**Exercise:**
Copy the lines below word for word.
------
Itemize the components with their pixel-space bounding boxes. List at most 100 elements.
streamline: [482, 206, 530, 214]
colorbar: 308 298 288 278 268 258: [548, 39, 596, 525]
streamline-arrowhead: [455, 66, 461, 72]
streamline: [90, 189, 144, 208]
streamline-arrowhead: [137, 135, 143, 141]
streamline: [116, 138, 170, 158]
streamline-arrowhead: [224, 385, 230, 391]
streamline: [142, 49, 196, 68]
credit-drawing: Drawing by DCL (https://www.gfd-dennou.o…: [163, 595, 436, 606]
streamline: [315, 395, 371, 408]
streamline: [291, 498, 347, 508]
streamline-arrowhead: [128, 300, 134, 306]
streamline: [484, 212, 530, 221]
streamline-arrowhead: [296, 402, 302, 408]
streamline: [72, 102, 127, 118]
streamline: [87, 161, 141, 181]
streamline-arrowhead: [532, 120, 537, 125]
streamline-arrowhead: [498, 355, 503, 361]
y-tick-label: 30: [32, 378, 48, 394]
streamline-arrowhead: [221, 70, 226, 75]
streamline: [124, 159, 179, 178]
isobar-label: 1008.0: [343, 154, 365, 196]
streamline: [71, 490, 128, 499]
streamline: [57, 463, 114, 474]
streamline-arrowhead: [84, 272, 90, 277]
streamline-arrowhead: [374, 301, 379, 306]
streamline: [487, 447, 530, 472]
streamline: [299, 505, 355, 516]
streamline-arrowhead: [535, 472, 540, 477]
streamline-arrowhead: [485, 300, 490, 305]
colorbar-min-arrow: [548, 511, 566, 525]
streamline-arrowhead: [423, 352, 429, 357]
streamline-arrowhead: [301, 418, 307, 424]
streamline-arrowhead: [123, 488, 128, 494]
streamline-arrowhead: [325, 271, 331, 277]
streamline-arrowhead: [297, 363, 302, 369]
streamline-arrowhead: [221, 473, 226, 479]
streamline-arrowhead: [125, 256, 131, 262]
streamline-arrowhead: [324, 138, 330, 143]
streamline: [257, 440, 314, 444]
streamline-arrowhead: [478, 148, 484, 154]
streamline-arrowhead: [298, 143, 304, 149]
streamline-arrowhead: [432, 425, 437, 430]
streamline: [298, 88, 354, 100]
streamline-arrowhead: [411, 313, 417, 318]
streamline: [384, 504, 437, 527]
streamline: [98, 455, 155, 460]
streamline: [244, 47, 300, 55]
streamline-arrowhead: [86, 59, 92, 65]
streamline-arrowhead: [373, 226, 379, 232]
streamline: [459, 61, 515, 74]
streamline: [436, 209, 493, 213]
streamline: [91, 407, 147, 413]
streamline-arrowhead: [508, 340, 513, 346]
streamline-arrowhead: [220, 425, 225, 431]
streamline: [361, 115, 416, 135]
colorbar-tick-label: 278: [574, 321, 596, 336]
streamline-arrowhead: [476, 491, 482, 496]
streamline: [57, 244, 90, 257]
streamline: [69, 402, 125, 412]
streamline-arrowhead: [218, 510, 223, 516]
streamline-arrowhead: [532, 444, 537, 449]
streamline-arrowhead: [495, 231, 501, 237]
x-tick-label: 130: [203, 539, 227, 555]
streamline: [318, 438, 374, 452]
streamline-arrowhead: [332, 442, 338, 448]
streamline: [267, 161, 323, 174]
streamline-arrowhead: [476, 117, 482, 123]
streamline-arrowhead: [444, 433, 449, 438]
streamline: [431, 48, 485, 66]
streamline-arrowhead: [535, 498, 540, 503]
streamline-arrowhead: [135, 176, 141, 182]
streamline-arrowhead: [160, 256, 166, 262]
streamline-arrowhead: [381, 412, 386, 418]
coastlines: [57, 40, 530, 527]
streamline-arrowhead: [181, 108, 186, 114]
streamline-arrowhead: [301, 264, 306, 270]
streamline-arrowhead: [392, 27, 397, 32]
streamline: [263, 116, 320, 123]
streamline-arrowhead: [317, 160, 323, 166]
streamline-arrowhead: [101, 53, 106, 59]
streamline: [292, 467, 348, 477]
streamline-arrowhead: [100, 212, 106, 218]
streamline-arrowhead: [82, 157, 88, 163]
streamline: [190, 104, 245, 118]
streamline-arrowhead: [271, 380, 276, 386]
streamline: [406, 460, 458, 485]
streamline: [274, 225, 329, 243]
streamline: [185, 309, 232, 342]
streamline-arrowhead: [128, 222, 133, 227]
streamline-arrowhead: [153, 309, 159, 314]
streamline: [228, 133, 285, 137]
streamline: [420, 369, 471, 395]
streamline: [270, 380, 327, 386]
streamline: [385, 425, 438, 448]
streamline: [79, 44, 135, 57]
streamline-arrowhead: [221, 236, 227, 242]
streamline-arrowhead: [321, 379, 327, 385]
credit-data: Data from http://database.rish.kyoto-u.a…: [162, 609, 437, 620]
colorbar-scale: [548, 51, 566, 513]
------
**Solved problem:**
Itemize the components with their pixel-space bounding boxes. List at most 100 elements.
streamline: [482, 206, 530, 214]
colorbar: 308 298 288 278 268 258: [548, 39, 596, 525]
streamline-arrowhead: [455, 66, 461, 72]
streamline: [90, 189, 144, 208]
streamline-arrowhead: [137, 135, 143, 141]
streamline: [116, 138, 170, 158]
streamline-arrowhead: [224, 385, 230, 391]
streamline: [142, 49, 196, 68]
credit-drawing: Drawing by DCL (https://www.gfd-dennou.o…: [163, 595, 436, 606]
streamline: [315, 395, 371, 408]
streamline: [291, 498, 347, 508]
streamline-arrowhead: [128, 300, 134, 306]
streamline: [484, 212, 530, 221]
streamline-arrowhead: [296, 402, 302, 408]
streamline: [72, 102, 127, 118]
streamline: [87, 161, 141, 181]
streamline-arrowhead: [532, 120, 537, 125]
streamline-arrowhead: [498, 355, 503, 361]
y-tick-label: 30: [32, 378, 48, 394]
streamline-arrowhead: [221, 70, 226, 75]
streamline: [124, 159, 179, 178]
isobar-label: 1008.0: [343, 154, 365, 196]
streamline: [71, 490, 128, 499]
streamline: [57, 463, 114, 474]
streamline-arrowhead: [84, 272, 90, 277]
streamline-arrowhead: [374, 301, 379, 306]
streamline: [487, 447, 530, 472]
streamline: [299, 505, 355, 516]
streamline-arrowhead: [535, 472, 540, 477]
streamline-arrowhead: [485, 300, 490, 305]
colorbar-min-arrow: [548, 511, 566, 525]
streamline-arrowhead: [423, 352, 429, 357]
streamline-arrowhead: [301, 418, 307, 424]
streamline-arrowhead: [123, 488, 128, 494]
streamline-arrowhead: [325, 271, 331, 277]
streamline-arrowhead: [297, 363, 302, 369]
streamline-arrowhead: [221, 473, 226, 479]
streamline-arrowhead: [125, 256, 131, 262]
streamline-arrowhead: [324, 138, 330, 143]
streamline: [257, 440, 314, 444]
streamline-arrowhead: [478, 148, 484, 154]
streamline-arrowhead: [298, 143, 304, 149]
streamline-arrowhead: [432, 425, 437, 430]
streamline: [298, 88, 354, 100]
streamline-arrowhead: [411, 313, 417, 318]
streamline: [384, 504, 437, 527]
streamline: [98, 455, 155, 460]
streamline: [244, 47, 300, 55]
streamline-arrowhead: [86, 59, 92, 65]
streamline-arrowhead: [373, 226, 379, 232]
streamline: [459, 61, 515, 74]
streamline: [436, 209, 493, 213]
streamline: [91, 407, 147, 413]
streamline-arrowhead: [508, 340, 513, 346]
streamline-arrowhead: [220, 425, 225, 431]
streamline: [361, 115, 416, 135]
colorbar-tick-label: 278: [574, 321, 596, 336]
streamline-arrowhead: [476, 491, 482, 496]
streamline: [57, 244, 90, 257]
streamline: [69, 402, 125, 412]
streamline-arrowhead: [218, 510, 223, 516]
streamline-arrowhead: [532, 444, 537, 449]
streamline-arrowhead: [495, 231, 501, 237]
x-tick-label: 130: [203, 539, 227, 555]
streamline: [318, 438, 374, 452]
streamline-arrowhead: [332, 442, 338, 448]
streamline: [267, 161, 323, 174]
streamline-arrowhead: [476, 117, 482, 123]
streamline-arrowhead: [444, 433, 449, 438]
streamline: [431, 48, 485, 66]
streamline-arrowhead: [535, 498, 540, 503]
streamline-arrowhead: [135, 176, 141, 182]
streamline-arrowhead: [160, 256, 166, 262]
streamline-arrowhead: [381, 412, 386, 418]
coastlines: [57, 40, 530, 527]
streamline-arrowhead: [181, 108, 186, 114]
streamline-arrowhead: [301, 264, 306, 270]
streamline-arrowhead: [392, 27, 397, 32]
streamline: [263, 116, 320, 123]
streamline-arrowhead: [317, 160, 323, 166]
streamline-arrowhead: [101, 53, 106, 59]
streamline: [292, 467, 348, 477]
streamline-arrowhead: [100, 212, 106, 218]
streamline-arrowhead: [82, 157, 88, 163]
streamline: [190, 104, 245, 118]
streamline-arrowhead: [271, 380, 276, 386]
streamline: [406, 460, 458, 485]
streamline: [274, 225, 329, 243]
streamline: [185, 309, 232, 342]
streamline-arrowhead: [128, 222, 133, 227]
streamline-arrowhead: [153, 309, 159, 314]
streamline: [228, 133, 285, 137]
streamline: [420, 369, 471, 395]
streamline: [270, 380, 327, 386]
streamline: [385, 425, 438, 448]
streamline: [79, 44, 135, 57]
streamline-arrowhead: [221, 236, 227, 242]
streamline-arrowhead: [321, 379, 327, 385]
credit-data: Data from http://database.rish.kyoto-u.a…: [162, 609, 437, 620]
colorbar-scale: [548, 51, 566, 513]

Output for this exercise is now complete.